REQUEST
Reproduce the data below with "organization-menu-link" substituted for every "org-menu-link", keeping everything else the same and omitting the pictures.

MATERIAL FOR THIS TASK
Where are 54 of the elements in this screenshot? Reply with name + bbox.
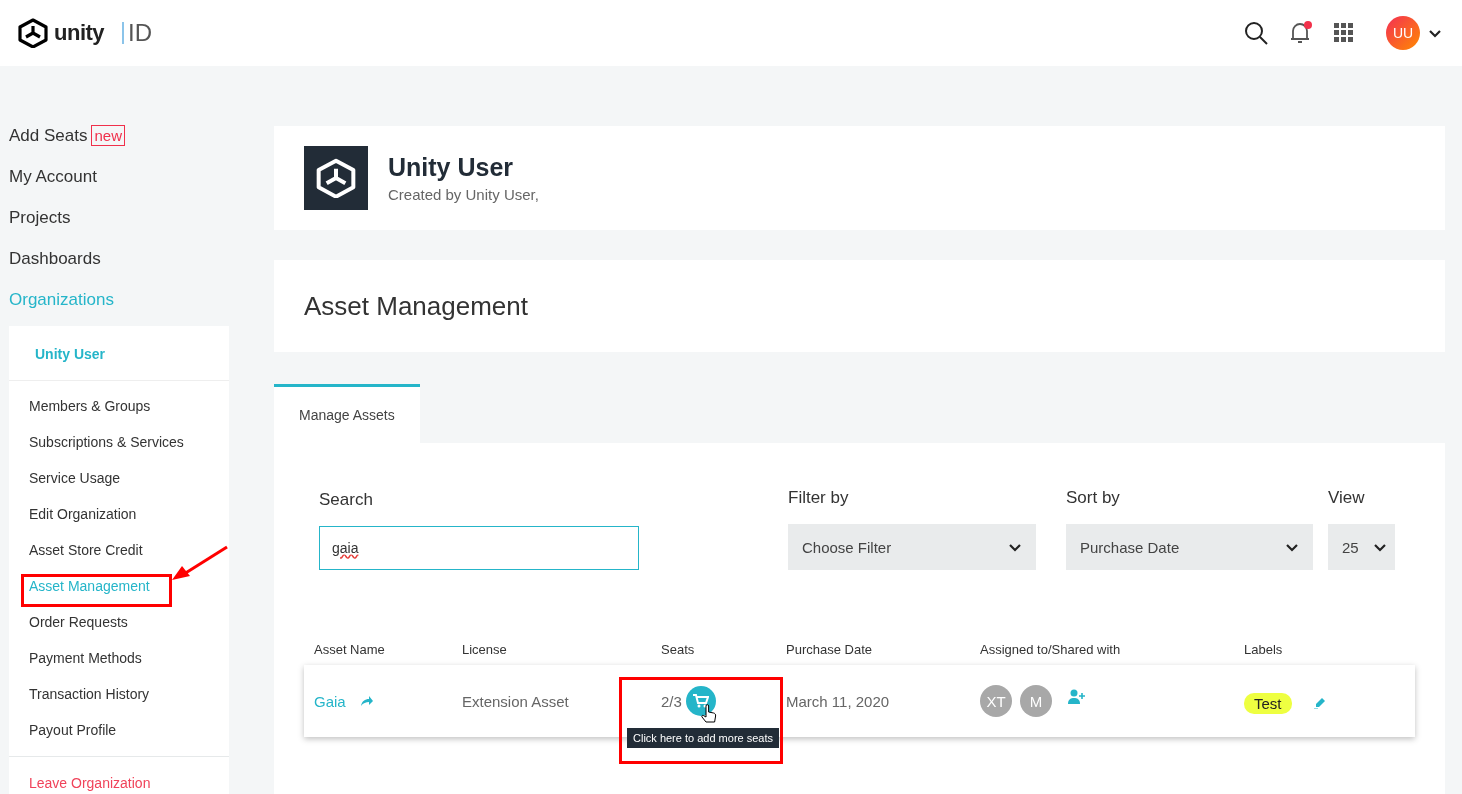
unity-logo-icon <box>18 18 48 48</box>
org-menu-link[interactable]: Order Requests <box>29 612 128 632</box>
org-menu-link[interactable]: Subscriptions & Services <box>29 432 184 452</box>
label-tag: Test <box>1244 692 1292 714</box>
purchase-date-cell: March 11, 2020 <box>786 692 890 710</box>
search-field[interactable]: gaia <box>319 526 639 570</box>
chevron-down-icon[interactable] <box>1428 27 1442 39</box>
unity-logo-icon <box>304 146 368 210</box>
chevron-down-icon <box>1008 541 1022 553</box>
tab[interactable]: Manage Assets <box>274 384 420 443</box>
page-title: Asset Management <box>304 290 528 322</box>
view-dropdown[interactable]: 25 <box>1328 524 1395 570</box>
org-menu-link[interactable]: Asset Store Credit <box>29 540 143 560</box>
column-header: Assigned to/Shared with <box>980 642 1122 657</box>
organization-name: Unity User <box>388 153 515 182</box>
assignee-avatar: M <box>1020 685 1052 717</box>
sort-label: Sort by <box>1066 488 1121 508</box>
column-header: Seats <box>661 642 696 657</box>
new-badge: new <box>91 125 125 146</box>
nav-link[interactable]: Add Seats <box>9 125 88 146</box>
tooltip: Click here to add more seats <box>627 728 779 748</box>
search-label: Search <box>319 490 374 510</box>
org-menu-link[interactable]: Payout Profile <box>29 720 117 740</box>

OUTPUT OF THE EXERCISE
Where are 54 of the elements in this screenshot? Reply with name + bbox.
unity-logo-icon <box>18 18 48 48</box>
organization-menu-link[interactable]: Order Requests <box>29 612 128 632</box>
organization-menu-link[interactable]: Subscriptions & Services <box>29 432 184 452</box>
label-tag: Test <box>1244 692 1292 714</box>
purchase-date-cell: March 11, 2020 <box>786 692 890 710</box>
search-field[interactable]: gaia <box>319 526 639 570</box>
chevron-down-icon[interactable] <box>1428 27 1442 39</box>
unity-logo-icon <box>304 146 368 210</box>
chevron-down-icon <box>1008 541 1022 553</box>
tab[interactable]: Manage Assets <box>274 384 420 443</box>
page-title: Asset Management <box>304 290 528 322</box>
view-dropdown[interactable]: 25 <box>1328 524 1395 570</box>
organization-menu-link[interactable]: Asset Store Credit <box>29 540 143 560</box>
column-header: Assigned to/Shared with <box>980 642 1122 657</box>
organization-name: Unity User <box>388 153 515 182</box>
assignee-avatar: M <box>1020 685 1052 717</box>
sort-label: Sort by <box>1066 488 1121 508</box>
column-header: Seats <box>661 642 696 657</box>
new-badge: new <box>91 125 125 146</box>
nav-link[interactable]: Add Seats <box>9 125 88 146</box>
tooltip: Click here to add more seats <box>627 728 779 748</box>
search-label: Search <box>319 490 374 510</box>
organization-menu-link[interactable]: Payout Profile <box>29 720 117 740</box>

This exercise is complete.